#### Stated task
Identify each line below containing the string "page" and copy it.

#### Listed records
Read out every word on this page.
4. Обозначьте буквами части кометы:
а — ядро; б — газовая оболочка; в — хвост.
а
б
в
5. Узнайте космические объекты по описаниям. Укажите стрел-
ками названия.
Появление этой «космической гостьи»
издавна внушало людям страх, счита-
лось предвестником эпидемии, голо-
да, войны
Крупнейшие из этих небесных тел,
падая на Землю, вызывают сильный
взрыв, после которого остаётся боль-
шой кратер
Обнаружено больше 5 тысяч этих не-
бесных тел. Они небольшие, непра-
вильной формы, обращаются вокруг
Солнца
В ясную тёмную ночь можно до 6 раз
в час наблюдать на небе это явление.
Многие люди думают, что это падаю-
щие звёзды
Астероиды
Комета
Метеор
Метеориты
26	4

...

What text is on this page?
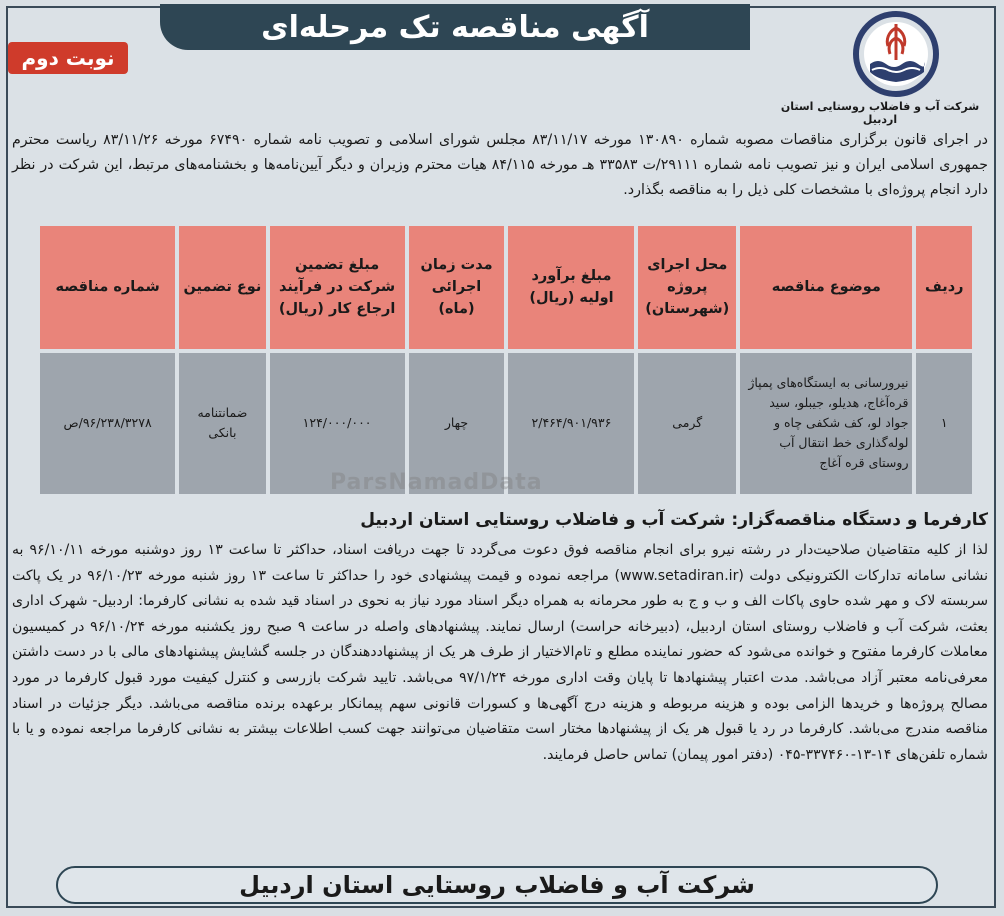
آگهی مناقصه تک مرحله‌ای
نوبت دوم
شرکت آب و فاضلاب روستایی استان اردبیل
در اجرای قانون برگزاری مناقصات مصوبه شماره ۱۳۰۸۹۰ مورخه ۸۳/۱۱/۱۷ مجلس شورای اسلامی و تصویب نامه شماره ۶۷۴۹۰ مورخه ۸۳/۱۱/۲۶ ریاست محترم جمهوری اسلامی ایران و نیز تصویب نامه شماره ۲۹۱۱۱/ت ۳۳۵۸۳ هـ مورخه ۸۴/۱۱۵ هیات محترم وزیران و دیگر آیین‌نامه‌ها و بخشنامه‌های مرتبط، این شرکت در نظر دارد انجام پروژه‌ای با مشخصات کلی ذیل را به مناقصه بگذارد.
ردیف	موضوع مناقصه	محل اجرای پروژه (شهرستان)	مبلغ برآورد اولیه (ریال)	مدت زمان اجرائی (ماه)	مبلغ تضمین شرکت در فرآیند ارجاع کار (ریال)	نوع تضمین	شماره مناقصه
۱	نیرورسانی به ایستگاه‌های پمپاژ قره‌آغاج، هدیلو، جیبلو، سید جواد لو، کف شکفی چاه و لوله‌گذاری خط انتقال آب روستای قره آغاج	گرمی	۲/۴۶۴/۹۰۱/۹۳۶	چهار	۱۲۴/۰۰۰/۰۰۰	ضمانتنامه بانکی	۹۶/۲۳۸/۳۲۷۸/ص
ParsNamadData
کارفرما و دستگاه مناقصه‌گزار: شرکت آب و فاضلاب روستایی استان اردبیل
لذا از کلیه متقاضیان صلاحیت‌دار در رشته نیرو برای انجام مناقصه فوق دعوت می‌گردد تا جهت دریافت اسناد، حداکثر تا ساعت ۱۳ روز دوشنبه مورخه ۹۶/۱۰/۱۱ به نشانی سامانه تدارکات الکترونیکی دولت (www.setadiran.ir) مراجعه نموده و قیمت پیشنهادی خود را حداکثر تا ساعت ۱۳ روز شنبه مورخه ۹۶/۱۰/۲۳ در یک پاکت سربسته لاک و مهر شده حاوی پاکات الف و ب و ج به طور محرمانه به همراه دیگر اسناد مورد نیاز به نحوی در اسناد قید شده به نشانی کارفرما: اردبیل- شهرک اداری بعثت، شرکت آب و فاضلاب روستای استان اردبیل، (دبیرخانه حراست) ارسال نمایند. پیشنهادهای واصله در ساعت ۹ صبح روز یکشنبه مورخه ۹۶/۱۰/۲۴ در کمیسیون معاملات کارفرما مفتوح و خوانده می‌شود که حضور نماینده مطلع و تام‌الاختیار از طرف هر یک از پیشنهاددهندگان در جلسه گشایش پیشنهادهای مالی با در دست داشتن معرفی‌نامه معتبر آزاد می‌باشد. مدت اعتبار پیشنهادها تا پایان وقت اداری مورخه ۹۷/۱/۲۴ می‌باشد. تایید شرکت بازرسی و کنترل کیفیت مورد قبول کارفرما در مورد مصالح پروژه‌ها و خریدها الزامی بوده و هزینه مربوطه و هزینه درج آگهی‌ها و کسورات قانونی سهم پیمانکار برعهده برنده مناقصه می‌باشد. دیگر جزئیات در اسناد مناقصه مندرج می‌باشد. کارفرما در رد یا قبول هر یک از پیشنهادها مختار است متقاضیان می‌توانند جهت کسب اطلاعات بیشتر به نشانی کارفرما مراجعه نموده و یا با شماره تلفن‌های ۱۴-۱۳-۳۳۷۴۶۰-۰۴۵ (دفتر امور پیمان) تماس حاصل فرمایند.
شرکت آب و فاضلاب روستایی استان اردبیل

---

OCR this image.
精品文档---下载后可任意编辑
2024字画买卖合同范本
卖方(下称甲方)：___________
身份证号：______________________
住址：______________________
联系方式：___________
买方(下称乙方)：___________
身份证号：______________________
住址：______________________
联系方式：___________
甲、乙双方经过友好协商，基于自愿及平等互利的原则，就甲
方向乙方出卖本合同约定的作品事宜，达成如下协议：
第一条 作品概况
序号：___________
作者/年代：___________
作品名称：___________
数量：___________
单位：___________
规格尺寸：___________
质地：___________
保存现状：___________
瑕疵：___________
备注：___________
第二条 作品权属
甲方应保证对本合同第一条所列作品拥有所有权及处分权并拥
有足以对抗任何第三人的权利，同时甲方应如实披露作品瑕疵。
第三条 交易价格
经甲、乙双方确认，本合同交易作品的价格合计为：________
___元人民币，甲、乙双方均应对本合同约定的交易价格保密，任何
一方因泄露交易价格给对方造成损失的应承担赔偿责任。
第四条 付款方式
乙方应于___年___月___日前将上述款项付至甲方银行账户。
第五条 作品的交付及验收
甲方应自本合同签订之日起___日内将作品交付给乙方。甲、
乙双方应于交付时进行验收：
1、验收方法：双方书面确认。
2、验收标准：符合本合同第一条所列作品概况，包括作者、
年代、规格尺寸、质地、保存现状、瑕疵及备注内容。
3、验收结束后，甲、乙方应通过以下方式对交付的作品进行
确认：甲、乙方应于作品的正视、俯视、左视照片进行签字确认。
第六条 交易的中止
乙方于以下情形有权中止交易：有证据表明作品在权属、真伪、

#### Answer for this exercise
Read out every word on this page.
What text is on this page?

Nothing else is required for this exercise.